→ **Exercise objective**: Identify the lines that contain the word "только" and copy each one.

[Stored records]
·····

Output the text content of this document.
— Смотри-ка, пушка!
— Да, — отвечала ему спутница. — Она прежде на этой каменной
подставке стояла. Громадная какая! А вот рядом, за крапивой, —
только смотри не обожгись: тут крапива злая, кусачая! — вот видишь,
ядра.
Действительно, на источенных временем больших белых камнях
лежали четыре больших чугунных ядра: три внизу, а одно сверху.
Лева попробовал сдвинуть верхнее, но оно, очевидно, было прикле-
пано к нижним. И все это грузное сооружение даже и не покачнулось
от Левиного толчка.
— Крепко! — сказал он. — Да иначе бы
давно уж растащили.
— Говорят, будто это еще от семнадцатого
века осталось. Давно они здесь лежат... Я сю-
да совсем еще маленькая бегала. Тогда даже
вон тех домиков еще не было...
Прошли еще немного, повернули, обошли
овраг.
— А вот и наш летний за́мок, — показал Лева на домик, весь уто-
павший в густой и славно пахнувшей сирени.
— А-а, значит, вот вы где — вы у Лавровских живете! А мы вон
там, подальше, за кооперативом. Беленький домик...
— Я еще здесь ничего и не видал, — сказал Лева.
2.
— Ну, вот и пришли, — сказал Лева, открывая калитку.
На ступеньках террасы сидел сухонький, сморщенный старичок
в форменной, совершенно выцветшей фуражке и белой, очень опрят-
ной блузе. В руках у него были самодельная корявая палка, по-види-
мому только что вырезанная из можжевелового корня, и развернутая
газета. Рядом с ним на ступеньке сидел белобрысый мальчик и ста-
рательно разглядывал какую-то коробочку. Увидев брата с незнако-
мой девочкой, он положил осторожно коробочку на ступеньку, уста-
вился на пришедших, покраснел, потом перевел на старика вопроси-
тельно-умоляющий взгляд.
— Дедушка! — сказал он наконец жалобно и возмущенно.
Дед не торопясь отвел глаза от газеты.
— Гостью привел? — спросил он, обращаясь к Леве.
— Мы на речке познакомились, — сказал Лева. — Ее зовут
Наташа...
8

·····

→ **Final result**:
только смотри не обожгись: тут крапива злая, кусачая! — вот видишь,
мому только что вырезанная из можжевелового корня, и развернутая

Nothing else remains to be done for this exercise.